EXERCISE TASK → Look through the lines of the material and count those containing "this". Give that count alone.

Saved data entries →
•••••
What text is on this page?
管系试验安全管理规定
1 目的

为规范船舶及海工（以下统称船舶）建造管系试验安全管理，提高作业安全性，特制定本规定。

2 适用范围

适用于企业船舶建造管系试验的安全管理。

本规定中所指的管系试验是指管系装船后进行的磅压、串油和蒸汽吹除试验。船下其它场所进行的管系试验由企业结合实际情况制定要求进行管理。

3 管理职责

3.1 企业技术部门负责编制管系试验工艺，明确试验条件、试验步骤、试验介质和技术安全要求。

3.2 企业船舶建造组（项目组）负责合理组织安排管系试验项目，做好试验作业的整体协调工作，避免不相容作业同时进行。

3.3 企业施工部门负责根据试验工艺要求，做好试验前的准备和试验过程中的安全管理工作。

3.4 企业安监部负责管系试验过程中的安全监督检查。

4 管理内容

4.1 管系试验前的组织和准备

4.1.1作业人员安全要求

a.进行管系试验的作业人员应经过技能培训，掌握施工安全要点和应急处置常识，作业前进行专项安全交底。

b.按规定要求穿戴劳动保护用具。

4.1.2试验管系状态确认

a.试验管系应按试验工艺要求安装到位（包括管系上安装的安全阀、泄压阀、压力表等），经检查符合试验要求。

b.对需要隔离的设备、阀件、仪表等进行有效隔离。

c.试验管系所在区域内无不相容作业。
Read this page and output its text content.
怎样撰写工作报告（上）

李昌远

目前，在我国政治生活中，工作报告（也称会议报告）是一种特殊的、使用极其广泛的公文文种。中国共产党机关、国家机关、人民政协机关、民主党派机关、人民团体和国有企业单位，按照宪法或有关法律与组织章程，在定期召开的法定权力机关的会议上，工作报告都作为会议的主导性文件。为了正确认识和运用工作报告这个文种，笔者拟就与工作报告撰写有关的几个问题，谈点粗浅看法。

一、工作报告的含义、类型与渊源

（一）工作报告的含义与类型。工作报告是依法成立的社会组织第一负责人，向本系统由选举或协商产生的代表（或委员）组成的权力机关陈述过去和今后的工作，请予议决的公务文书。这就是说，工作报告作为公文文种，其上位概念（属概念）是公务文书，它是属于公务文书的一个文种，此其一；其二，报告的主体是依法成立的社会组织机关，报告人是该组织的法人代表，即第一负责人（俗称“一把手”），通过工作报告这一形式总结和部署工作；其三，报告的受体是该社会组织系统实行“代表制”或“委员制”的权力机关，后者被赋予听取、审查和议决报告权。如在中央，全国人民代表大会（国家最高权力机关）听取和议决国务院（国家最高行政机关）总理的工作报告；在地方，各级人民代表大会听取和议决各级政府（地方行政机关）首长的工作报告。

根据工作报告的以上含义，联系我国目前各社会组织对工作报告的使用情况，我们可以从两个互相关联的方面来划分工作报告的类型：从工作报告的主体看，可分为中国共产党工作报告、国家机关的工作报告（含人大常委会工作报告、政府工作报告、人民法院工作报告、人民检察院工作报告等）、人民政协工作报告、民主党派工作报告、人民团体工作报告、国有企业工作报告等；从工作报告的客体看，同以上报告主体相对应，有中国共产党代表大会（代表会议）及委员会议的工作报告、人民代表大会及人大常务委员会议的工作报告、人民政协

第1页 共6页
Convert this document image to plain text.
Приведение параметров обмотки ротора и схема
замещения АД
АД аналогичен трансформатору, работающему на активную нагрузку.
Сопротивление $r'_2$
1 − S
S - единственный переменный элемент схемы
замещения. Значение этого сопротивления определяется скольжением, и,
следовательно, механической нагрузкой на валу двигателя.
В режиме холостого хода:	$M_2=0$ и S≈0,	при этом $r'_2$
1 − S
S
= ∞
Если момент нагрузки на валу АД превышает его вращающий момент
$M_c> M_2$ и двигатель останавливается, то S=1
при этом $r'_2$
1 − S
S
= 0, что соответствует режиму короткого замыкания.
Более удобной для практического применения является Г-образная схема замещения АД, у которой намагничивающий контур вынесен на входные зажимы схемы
•••••
SOLVED PROBLEM → 3